Objective:
Retype all of the data. Every line must match exactly.
* START Input rows *
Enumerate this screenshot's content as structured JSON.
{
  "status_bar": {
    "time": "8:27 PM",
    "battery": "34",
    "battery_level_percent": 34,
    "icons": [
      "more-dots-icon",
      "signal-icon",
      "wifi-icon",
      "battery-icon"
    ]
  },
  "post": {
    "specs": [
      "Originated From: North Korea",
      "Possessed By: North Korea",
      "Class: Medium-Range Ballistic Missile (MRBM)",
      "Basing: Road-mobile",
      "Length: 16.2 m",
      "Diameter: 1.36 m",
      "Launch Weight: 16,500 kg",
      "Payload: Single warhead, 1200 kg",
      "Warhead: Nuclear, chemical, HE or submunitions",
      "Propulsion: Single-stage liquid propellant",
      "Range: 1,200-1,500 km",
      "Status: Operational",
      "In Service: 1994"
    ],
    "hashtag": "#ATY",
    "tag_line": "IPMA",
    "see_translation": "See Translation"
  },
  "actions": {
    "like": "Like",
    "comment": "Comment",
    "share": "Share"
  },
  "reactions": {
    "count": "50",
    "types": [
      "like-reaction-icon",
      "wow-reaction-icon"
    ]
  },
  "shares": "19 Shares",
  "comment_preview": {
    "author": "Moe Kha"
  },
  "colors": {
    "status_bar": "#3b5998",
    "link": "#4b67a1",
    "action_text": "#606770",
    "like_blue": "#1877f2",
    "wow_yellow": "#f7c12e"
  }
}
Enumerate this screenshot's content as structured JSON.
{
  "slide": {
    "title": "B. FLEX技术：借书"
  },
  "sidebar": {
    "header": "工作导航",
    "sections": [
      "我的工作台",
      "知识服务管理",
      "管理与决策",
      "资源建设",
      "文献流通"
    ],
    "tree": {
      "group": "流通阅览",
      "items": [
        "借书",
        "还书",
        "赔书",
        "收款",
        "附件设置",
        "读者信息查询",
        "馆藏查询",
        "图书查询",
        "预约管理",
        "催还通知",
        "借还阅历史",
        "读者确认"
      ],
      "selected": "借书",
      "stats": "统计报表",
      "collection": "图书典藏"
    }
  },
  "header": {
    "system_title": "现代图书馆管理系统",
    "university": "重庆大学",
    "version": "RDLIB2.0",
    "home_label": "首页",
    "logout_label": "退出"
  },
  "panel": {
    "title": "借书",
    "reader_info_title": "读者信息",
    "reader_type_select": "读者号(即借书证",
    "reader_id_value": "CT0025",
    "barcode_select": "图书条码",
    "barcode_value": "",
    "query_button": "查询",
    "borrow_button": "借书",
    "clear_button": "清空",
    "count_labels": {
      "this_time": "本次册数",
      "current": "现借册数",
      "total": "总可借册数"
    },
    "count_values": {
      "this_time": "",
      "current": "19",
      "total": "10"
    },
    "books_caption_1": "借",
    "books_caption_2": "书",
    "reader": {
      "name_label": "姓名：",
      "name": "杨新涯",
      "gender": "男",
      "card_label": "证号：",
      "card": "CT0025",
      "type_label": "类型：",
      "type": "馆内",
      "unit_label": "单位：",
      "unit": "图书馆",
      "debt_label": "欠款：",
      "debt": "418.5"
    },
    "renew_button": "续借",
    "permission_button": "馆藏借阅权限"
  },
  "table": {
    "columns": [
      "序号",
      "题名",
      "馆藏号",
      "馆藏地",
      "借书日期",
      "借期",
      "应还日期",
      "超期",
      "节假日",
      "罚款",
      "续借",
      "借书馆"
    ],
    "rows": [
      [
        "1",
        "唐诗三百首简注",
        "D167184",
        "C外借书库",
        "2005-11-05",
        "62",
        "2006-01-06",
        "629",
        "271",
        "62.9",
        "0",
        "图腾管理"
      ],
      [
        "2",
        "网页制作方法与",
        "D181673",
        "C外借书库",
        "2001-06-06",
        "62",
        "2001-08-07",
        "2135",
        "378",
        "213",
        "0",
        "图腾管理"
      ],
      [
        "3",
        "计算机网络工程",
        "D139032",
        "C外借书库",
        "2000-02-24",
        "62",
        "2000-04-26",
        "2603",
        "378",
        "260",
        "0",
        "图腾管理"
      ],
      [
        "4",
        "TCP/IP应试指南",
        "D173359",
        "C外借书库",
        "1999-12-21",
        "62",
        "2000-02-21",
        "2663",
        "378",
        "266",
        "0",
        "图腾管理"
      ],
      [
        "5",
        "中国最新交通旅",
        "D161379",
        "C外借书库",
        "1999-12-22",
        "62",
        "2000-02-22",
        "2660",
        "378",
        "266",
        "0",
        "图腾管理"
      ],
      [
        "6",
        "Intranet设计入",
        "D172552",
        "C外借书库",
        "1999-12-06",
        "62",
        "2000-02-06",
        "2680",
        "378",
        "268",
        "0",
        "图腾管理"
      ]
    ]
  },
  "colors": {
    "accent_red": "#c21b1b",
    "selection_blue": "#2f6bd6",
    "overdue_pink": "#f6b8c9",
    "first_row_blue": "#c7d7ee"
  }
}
* END Input rows *
Exercise output:
Enumerate this screenshot's content as structured JSON.
{
  "status_bar": {
    "time": "8:27 PM",
    "battery": "34",
    "battery_level_percent": 34,
    "icons": [
      "more-dots-icon",
      "signal-icon",
      "wifi-icon",
      "battery-icon"
    ]
  },
  "post": {
    "specs": [
      "Originated From: North Korea",
      "Possessed By: North Korea",
      "Class: Medium-Range Ballistic Missile (MRBM)",
      "Basing: Road-mobile",
      "Length: 16.2 m",
      "Diameter: 1.36 m",
      "Launch Weight: 16,500 kg",
      "Payload: Single warhead, 1200 kg",
      "Warhead: Nuclear, chemical, HE or submunitions",
      "Propulsion: Single-stage liquid propellant",
      "Range: 1,200-1,500 km",
      "Status: Operational",
      "In Service: 1994"
    ],
    "hashtag": "#ATY",
    "tag_line": "IPMA",
    "see_translation": "See Translation"
  },
  "actions": {
    "like": "Like",
    "comment": "Comment",
    "share": "Share"
  },
  "reactions": {
    "count": "50",
    "types": [
      "like-reaction-icon",
      "wow-reaction-icon"
    ]
  },
  "shares": "19 Shares",
  "comment_preview": {
    "author": "Moe Kha"
  },
  "colors": {
    "status_bar": "#3b5998",
    "link": "#4b67a1",
    "action_text": "#606770",
    "like_blue": "#1877f2",
    "wow_yellow": "#f7c12e"
  }
}
Enumerate this screenshot's content as structured JSON.
{
  "slide": {
    "title": "B. FLEX技术：借书"
  },
  "sidebar": {
    "header": "工作导航",
    "sections": [
      "我的工作台",
      "知识服务管理",
      "管理与决策",
      "资源建设",
      "文献流通"
    ],
    "tree": {
      "group": "流通阅览",
      "items": [
        "借书",
        "还书",
        "赔书",
        "收款",
        "附件设置",
        "读者信息查询",
        "馆藏查询",
        "图书查询",
        "预约管理",
        "催还通知",
        "借还阅历史",
        "读者确认"
      ],
      "selected": "借书",
      "stats": "统计报表",
      "collection": "图书典藏"
    }
  },
  "header": {
    "system_title": "现代图书馆管理系统",
    "university": "重庆大学",
    "version": "RDLIB2.0",
    "home_label": "首页",
    "logout_label": "退出"
  },
  "panel": {
    "title": "借书",
    "reader_info_title": "读者信息",
    "reader_type_select": "读者号(即借书证",
    "reader_id_value": "CT0025",
    "barcode_select": "图书条码",
    "barcode_value": "",
    "query_button": "查询",
    "borrow_button": "借书",
    "clear_button": "清空",
    "count_labels": {
      "this_time": "本次册数",
      "current": "现借册数",
      "total": "总可借册数"
    },
    "count_values": {
      "this_time": "",
      "current": "19",
      "total": "10"
    },
    "books_caption_1": "借",
    "books_caption_2": "书",
    "reader": {
      "name_label": "姓名：",
      "name": "杨新涯",
      "gender": "男",
      "card_label": "证号：",
      "card": "CT0025",
      "type_label": "类型：",
      "type": "馆内",
      "unit_label": "单位：",
      "unit": "图书馆",
      "debt_label": "欠款：",
      "debt": "418.5"
    },
    "renew_button": "续借",
    "permission_button": "馆藏借阅权限"
  },
  "table": {
    "columns": [
      "序号",
      "题名",
      "馆藏号",
      "馆藏地",
      "借书日期",
      "借期",
      "应还日期",
      "超期",
      "节假日",
      "罚款",
      "续借",
      "借书馆"
    ],
    "rows": [
      [
        "1",
        "唐诗三百首简注",
        "D167184",
        "C外借书库",
        "2005-11-05",
        "62",
        "2006-01-06",
        "629",
        "271",
        "62.9",
        "0",
        "图腾管理"
      ],
      [
        "2",
        "网页制作方法与",
        "D181673",
        "C外借书库",
        "2001-06-06",
        "62",
        "2001-08-07",
        "2135",
        "378",
        "213",
        "0",
        "图腾管理"
      ],
      [
        "3",
        "计算机网络工程",
        "D139032",
        "C外借书库",
        "2000-02-24",
        "62",
        "2000-04-26",
        "2603",
        "378",
        "260",
        "0",
        "图腾管理"
      ],
      [
        "4",
        "TCP/IP应试指南",
        "D173359",
        "C外借书库",
        "1999-12-21",
        "62",
        "2000-02-21",
        "2663",
        "378",
        "266",
        "0",
        "图腾管理"
      ],
      [
        "5",
        "中国最新交通旅",
        "D161379",
        "C外借书库",
        "1999-12-22",
        "62",
        "2000-02-22",
        "2660",
        "378",
        "266",
        "0",
        "图腾管理"
      ],
      [
        "6",
        "Intranet设计入",
        "D172552",
        "C外借书库",
        "1999-12-06",
        "62",
        "2000-02-06",
        "2680",
        "378",
        "268",
        "0",
        "图腾管理"
      ]
    ]
  },
  "colors": {
    "accent_red": "#c21b1b",
    "selection_blue": "#2f6bd6",
    "overdue_pink": "#f6b8c9",
    "first_row_blue": "#c7d7ee"
  }
}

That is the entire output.